__WORK TO BE COMPLETED__.
Repeat the records verbatim and leave the pictures out of your copy.

(Structured figure records)
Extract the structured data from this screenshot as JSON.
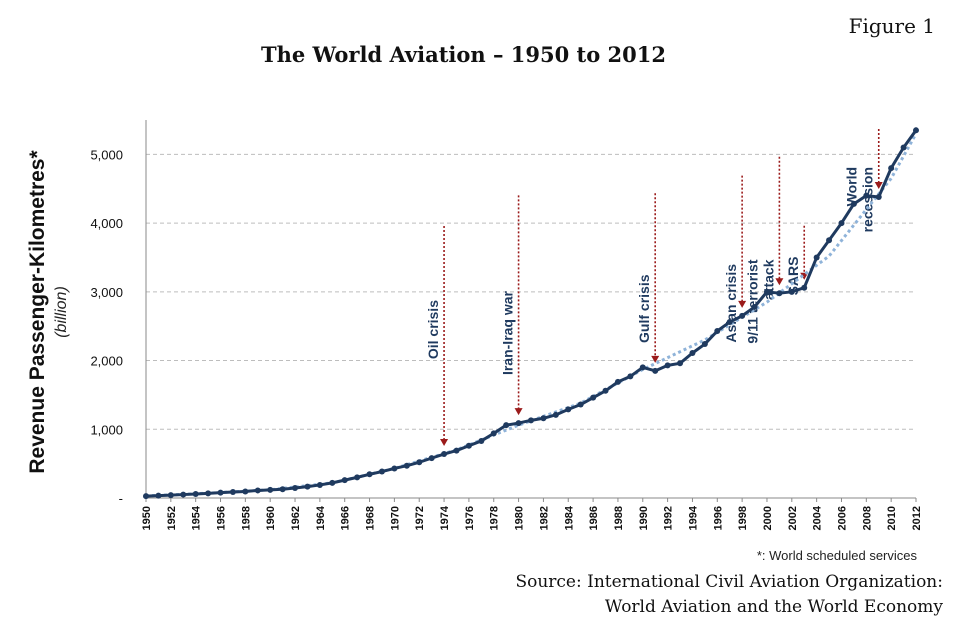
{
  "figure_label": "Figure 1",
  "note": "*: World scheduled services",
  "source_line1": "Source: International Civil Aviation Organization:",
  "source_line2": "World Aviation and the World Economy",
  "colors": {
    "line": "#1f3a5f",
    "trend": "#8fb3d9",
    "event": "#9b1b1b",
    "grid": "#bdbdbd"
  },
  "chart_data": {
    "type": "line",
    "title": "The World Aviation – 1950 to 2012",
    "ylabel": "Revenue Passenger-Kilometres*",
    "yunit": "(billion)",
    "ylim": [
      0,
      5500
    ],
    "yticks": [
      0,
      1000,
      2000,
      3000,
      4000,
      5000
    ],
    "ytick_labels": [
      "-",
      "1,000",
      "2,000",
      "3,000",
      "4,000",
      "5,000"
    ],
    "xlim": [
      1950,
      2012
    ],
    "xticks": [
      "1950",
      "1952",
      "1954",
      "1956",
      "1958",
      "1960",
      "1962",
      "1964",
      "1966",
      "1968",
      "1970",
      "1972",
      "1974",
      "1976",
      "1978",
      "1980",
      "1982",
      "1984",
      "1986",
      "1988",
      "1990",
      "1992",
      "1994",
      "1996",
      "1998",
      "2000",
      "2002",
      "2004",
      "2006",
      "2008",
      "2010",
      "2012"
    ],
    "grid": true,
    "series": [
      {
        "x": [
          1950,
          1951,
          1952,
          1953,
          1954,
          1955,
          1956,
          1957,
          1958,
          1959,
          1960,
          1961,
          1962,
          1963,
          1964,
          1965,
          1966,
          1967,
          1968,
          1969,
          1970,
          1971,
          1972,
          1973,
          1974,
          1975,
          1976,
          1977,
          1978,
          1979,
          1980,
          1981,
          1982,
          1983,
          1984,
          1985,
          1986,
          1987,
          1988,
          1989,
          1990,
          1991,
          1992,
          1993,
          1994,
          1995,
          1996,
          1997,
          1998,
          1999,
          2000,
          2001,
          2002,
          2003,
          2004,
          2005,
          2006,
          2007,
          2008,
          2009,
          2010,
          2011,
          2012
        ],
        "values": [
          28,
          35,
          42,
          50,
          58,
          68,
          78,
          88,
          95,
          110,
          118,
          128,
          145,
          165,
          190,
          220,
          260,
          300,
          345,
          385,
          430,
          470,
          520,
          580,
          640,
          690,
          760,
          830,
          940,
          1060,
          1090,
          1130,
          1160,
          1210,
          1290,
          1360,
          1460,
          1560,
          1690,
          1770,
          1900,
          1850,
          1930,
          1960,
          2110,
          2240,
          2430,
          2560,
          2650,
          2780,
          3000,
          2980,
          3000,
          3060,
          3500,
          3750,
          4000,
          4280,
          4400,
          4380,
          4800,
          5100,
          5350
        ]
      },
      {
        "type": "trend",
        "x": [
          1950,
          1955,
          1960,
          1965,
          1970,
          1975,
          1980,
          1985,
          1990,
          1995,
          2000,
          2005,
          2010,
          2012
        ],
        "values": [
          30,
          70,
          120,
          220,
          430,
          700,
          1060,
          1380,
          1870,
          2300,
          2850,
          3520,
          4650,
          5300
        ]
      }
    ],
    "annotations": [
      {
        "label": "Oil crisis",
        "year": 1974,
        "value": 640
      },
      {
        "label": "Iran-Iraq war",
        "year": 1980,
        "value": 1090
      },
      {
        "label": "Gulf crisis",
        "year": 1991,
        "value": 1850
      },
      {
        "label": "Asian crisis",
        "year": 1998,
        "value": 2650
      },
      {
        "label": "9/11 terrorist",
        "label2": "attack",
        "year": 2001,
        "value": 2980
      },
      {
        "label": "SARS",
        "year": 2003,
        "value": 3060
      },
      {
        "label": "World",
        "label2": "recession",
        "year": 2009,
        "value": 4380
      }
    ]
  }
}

__RESPONSE__.
Extract the structured data from this screenshot as JSON.
{
  "figure_label": "Figure 1",
  "note": "*: World scheduled services",
  "source_line1": "Source: International Civil Aviation Organization:",
  "source_line2": "World Aviation and the World Economy",
  "colors": {
    "line": "#1f3a5f",
    "trend": "#8fb3d9",
    "event": "#9b1b1b",
    "grid": "#bdbdbd"
  },
  "chart_data": {
    "type": "line",
    "title": "The World Aviation – 1950 to 2012",
    "ylabel": "Revenue Passenger-Kilometres*",
    "yunit": "(billion)",
    "ylim": [
      0,
      5500
    ],
    "yticks": [
      0,
      1000,
      2000,
      3000,
      4000,
      5000
    ],
    "ytick_labels": [
      "-",
      "1,000",
      "2,000",
      "3,000",
      "4,000",
      "5,000"
    ],
    "xlim": [
      1950,
      2012
    ],
    "xticks": [
      "1950",
      "1952",
      "1954",
      "1956",
      "1958",
      "1960",
      "1962",
      "1964",
      "1966",
      "1968",
      "1970",
      "1972",
      "1974",
      "1976",
      "1978",
      "1980",
      "1982",
      "1984",
      "1986",
      "1988",
      "1990",
      "1992",
      "1994",
      "1996",
      "1998",
      "2000",
      "2002",
      "2004",
      "2006",
      "2008",
      "2010",
      "2012"
    ],
    "grid": true,
    "series": [
      {
        "x": [
          1950,
          1951,
          1952,
          1953,
          1954,
          1955,
          1956,
          1957,
          1958,
          1959,
          1960,
          1961,
          1962,
          1963,
          1964,
          1965,
          1966,
          1967,
          1968,
          1969,
          1970,
          1971,
          1972,
          1973,
          1974,
          1975,
          1976,
          1977,
          1978,
          1979,
          1980,
          1981,
          1982,
          1983,
          1984,
          1985,
          1986,
          1987,
          1988,
          1989,
          1990,
          1991,
          1992,
          1993,
          1994,
          1995,
          1996,
          1997,
          1998,
          1999,
          2000,
          2001,
          2002,
          2003,
          2004,
          2005,
          2006,
          2007,
          2008,
          2009,
          2010,
          2011,
          2012
        ],
        "values": [
          28,
          35,
          42,
          50,
          58,
          68,
          78,
          88,
          95,
          110,
          118,
          128,
          145,
          165,
          190,
          220,
          260,
          300,
          345,
          385,
          430,
          470,
          520,
          580,
          640,
          690,
          760,
          830,
          940,
          1060,
          1090,
          1130,
          1160,
          1210,
          1290,
          1360,
          1460,
          1560,
          1690,
          1770,
          1900,
          1850,
          1930,
          1960,
          2110,
          2240,
          2430,
          2560,
          2650,
          2780,
          3000,
          2980,
          3000,
          3060,
          3500,
          3750,
          4000,
          4280,
          4400,
          4380,
          4800,
          5100,
          5350
        ]
      },
      {
        "type": "trend",
        "x": [
          1950,
          1955,
          1960,
          1965,
          1970,
          1975,
          1980,
          1985,
          1990,
          1995,
          2000,
          2005,
          2010,
          2012
        ],
        "values": [
          30,
          70,
          120,
          220,
          430,
          700,
          1060,
          1380,
          1870,
          2300,
          2850,
          3520,
          4650,
          5300
        ]
      }
    ],
    "annotations": [
      {
        "label": "Oil crisis",
        "year": 1974,
        "value": 640
      },
      {
        "label": "Iran-Iraq war",
        "year": 1980,
        "value": 1090
      },
      {
        "label": "Gulf crisis",
        "year": 1991,
        "value": 1850
      },
      {
        "label": "Asian crisis",
        "year": 1998,
        "value": 2650
      },
      {
        "label": "9/11 terrorist",
        "label2": "attack",
        "year": 2001,
        "value": 2980
      },
      {
        "label": "SARS",
        "year": 2003,
        "value": 3060
      },
      {
        "label": "World",
        "label2": "recession",
        "year": 2009,
        "value": 4380
      }
    ]
  }
}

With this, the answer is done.